» **Exercise task**
Every record must be written out once more, with nothing added or omitted.

» **Material provided**
══════════

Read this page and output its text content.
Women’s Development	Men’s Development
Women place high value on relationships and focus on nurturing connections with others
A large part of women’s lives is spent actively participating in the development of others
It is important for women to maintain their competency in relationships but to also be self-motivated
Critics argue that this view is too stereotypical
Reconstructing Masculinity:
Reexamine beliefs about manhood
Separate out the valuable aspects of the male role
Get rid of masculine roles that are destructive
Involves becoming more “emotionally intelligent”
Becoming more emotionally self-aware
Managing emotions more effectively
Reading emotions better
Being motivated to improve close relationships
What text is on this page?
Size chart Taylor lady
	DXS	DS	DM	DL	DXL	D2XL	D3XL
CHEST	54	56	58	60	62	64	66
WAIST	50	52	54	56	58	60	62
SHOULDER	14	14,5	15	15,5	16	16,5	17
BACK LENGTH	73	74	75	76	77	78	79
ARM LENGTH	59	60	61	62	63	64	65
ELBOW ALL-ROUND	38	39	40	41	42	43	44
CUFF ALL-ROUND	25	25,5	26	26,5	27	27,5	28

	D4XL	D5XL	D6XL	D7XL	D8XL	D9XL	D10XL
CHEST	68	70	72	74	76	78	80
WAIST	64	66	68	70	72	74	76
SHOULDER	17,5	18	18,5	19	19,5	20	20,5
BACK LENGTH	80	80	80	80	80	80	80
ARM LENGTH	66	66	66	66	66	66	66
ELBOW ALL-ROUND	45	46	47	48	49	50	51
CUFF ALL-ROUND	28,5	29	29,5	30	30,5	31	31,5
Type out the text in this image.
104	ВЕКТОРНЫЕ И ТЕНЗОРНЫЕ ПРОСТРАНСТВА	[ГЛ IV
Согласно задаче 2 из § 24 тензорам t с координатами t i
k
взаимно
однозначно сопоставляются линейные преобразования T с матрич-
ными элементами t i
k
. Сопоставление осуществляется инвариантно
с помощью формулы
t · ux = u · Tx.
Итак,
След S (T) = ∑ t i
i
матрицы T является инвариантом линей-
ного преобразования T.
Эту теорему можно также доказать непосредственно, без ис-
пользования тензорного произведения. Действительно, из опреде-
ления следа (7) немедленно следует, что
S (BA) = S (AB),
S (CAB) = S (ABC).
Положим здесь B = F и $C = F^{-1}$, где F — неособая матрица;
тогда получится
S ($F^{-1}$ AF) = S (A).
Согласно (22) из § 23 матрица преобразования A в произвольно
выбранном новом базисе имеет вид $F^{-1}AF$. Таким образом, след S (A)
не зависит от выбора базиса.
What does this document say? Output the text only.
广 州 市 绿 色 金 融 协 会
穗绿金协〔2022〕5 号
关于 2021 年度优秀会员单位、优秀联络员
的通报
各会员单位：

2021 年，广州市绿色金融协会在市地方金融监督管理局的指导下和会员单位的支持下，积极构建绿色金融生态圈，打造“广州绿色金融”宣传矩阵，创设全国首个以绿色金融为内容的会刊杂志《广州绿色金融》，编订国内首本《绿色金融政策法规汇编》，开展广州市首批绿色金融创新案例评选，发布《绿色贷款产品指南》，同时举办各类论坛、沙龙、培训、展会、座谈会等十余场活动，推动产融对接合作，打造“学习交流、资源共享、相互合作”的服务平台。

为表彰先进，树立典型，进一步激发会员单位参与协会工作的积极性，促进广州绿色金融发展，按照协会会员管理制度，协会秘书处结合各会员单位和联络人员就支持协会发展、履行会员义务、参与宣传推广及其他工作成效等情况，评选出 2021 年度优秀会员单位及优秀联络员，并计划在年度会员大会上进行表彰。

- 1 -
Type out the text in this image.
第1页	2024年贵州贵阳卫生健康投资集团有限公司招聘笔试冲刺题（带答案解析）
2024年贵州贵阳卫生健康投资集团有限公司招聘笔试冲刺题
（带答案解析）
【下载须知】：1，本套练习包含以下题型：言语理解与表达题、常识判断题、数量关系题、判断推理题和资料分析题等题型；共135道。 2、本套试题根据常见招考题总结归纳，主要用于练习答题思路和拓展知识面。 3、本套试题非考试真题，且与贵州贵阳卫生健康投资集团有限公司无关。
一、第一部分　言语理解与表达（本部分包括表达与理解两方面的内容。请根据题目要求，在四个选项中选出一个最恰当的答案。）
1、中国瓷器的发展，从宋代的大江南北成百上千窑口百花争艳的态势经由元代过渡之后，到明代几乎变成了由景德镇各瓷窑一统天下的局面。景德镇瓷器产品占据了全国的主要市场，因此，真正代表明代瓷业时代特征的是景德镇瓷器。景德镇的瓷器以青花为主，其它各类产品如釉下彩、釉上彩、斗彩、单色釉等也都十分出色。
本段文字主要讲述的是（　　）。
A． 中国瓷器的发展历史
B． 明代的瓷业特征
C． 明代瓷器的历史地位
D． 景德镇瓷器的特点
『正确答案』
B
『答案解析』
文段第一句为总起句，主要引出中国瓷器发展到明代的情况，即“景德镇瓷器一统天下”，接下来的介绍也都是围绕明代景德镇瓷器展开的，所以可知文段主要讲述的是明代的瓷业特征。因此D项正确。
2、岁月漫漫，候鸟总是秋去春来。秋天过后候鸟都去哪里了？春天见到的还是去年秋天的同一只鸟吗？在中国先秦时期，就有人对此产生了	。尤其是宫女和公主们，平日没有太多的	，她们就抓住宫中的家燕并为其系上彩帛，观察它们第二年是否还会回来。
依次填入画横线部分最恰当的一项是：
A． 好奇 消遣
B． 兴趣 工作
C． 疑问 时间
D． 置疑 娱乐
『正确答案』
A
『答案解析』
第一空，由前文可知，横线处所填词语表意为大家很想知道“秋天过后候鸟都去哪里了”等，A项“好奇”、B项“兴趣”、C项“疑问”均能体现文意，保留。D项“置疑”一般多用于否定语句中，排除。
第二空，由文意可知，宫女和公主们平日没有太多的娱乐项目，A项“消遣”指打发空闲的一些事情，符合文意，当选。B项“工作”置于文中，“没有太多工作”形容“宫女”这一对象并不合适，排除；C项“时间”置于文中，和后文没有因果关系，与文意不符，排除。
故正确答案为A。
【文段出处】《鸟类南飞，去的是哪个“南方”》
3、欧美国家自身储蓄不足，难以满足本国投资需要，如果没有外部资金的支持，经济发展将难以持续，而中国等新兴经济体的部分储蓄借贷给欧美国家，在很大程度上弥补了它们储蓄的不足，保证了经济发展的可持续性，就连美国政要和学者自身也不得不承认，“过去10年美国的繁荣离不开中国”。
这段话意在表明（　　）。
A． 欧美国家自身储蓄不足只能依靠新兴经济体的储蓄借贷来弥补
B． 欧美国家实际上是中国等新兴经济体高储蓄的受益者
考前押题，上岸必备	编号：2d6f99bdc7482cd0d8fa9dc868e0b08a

══════════

» **Exercise result**
Read this page and output its text content.
Women’s Development	Men’s Development
Women place high value on relationships and focus on nurturing connections with others
A large part of women’s lives is spent actively participating in the development of others
It is important for women to maintain their competency in relationships but to also be self-motivated
Critics argue that this view is too stereotypical
Reconstructing Masculinity:
Reexamine beliefs about manhood
Separate out the valuable aspects of the male role
Get rid of masculine roles that are destructive
Involves becoming more “emotionally intelligent”
Becoming more emotionally self-aware
Managing emotions more effectively
Reading emotions better
Being motivated to improve close relationships
What text is on this page?
Size chart Taylor lady
	DXS	DS	DM	DL	DXL	D2XL	D3XL
CHEST	54	56	58	60	62	64	66
WAIST	50	52	54	56	58	60	62
SHOULDER	14	14,5	15	15,5	16	16,5	17
BACK LENGTH	73	74	75	76	77	78	79
ARM LENGTH	59	60	61	62	63	64	65
ELBOW ALL-ROUND	38	39	40	41	42	43	44
CUFF ALL-ROUND	25	25,5	26	26,5	27	27,5	28

	D4XL	D5XL	D6XL	D7XL	D8XL	D9XL	D10XL
CHEST	68	70	72	74	76	78	80
WAIST	64	66	68	70	72	74	76
SHOULDER	17,5	18	18,5	19	19,5	20	20,5
BACK LENGTH	80	80	80	80	80	80	80
ARM LENGTH	66	66	66	66	66	66	66
ELBOW ALL-ROUND	45	46	47	48	49	50	51
CUFF ALL-ROUND	28,5	29	29,5	30	30,5	31	31,5
Type out the text in this image.
104	ВЕКТОРНЫЕ И ТЕНЗОРНЫЕ ПРОСТРАНСТВА	[ГЛ IV
Согласно задаче 2 из § 24 тензорам t с координатами t i
k
взаимно
однозначно сопоставляются линейные преобразования T с матрич-
ными элементами t i
k
. Сопоставление осуществляется инвариантно
с помощью формулы
t · ux = u · Tx.
Итак,
След S (T) = ∑ t i
i
матрицы T является инвариантом линей-
ного преобразования T.
Эту теорему можно также доказать непосредственно, без ис-
пользования тензорного произведения. Действительно, из опреде-
ления следа (7) немедленно следует, что
S (BA) = S (AB),
S (CAB) = S (ABC).
Положим здесь B = F и $C = F^{-1}$, где F — неособая матрица;
тогда получится
S ($F^{-1}$ AF) = S (A).
Согласно (22) из § 23 матрица преобразования A в произвольно
выбранном новом базисе имеет вид $F^{-1}AF$. Таким образом, след S (A)
не зависит от выбора базиса.
What does this document say? Output the text only.
广 州 市 绿 色 金 融 协 会
穗绿金协〔2022〕5 号
关于 2021 年度优秀会员单位、优秀联络员
的通报
各会员单位：

2021 年，广州市绿色金融协会在市地方金融监督管理局的指导下和会员单位的支持下，积极构建绿色金融生态圈，打造“广州绿色金融”宣传矩阵，创设全国首个以绿色金融为内容的会刊杂志《广州绿色金融》，编订国内首本《绿色金融政策法规汇编》，开展广州市首批绿色金融创新案例评选，发布《绿色贷款产品指南》，同时举办各类论坛、沙龙、培训、展会、座谈会等十余场活动，推动产融对接合作，打造“学习交流、资源共享、相互合作”的服务平台。

为表彰先进，树立典型，进一步激发会员单位参与协会工作的积极性，促进广州绿色金融发展，按照协会会员管理制度，协会秘书处结合各会员单位和联络人员就支持协会发展、履行会员义务、参与宣传推广及其他工作成效等情况，评选出 2021 年度优秀会员单位及优秀联络员，并计划在年度会员大会上进行表彰。

- 1 -
Type out the text in this image.
第1页	2024年贵州贵阳卫生健康投资集团有限公司招聘笔试冲刺题（带答案解析）
2024年贵州贵阳卫生健康投资集团有限公司招聘笔试冲刺题
（带答案解析）
【下载须知】：1，本套练习包含以下题型：言语理解与表达题、常识判断题、数量关系题、判断推理题和资料分析题等题型；共135道。 2、本套试题根据常见招考题总结归纳，主要用于练习答题思路和拓展知识面。 3、本套试题非考试真题，且与贵州贵阳卫生健康投资集团有限公司无关。
一、第一部分　言语理解与表达（本部分包括表达与理解两方面的内容。请根据题目要求，在四个选项中选出一个最恰当的答案。）
1、中国瓷器的发展，从宋代的大江南北成百上千窑口百花争艳的态势经由元代过渡之后，到明代几乎变成了由景德镇各瓷窑一统天下的局面。景德镇瓷器产品占据了全国的主要市场，因此，真正代表明代瓷业时代特征的是景德镇瓷器。景德镇的瓷器以青花为主，其它各类产品如釉下彩、釉上彩、斗彩、单色釉等也都十分出色。
本段文字主要讲述的是（　　）。
A． 中国瓷器的发展历史
B． 明代的瓷业特征
C． 明代瓷器的历史地位
D． 景德镇瓷器的特点
『正确答案』
B
『答案解析』
文段第一句为总起句，主要引出中国瓷器发展到明代的情况，即“景德镇瓷器一统天下”，接下来的介绍也都是围绕明代景德镇瓷器展开的，所以可知文段主要讲述的是明代的瓷业特征。因此D项正确。
2、岁月漫漫，候鸟总是秋去春来。秋天过后候鸟都去哪里了？春天见到的还是去年秋天的同一只鸟吗？在中国先秦时期，就有人对此产生了	。尤其是宫女和公主们，平日没有太多的	，她们就抓住宫中的家燕并为其系上彩帛，观察它们第二年是否还会回来。
依次填入画横线部分最恰当的一项是：
A． 好奇 消遣
B． 兴趣 工作
C． 疑问 时间
D． 置疑 娱乐
『正确答案』
A
『答案解析』
第一空，由前文可知，横线处所填词语表意为大家很想知道“秋天过后候鸟都去哪里了”等，A项“好奇”、B项“兴趣”、C项“疑问”均能体现文意，保留。D项“置疑”一般多用于否定语句中，排除。
第二空，由文意可知，宫女和公主们平日没有太多的娱乐项目，A项“消遣”指打发空闲的一些事情，符合文意，当选。B项“工作”置于文中，“没有太多工作”形容“宫女”这一对象并不合适，排除；C项“时间”置于文中，和后文没有因果关系，与文意不符，排除。
故正确答案为A。
【文段出处】《鸟类南飞，去的是哪个“南方”》
3、欧美国家自身储蓄不足，难以满足本国投资需要，如果没有外部资金的支持，经济发展将难以持续，而中国等新兴经济体的部分储蓄借贷给欧美国家，在很大程度上弥补了它们储蓄的不足，保证了经济发展的可持续性，就连美国政要和学者自身也不得不承认，“过去10年美国的繁荣离不开中国”。
这段话意在表明（　　）。
A． 欧美国家自身储蓄不足只能依靠新兴经济体的储蓄借贷来弥补
B． 欧美国家实际上是中国等新兴经济体高储蓄的受益者
考前押题，上岸必备	编号：2d6f99bdc7482cd0d8fa9dc868e0b08a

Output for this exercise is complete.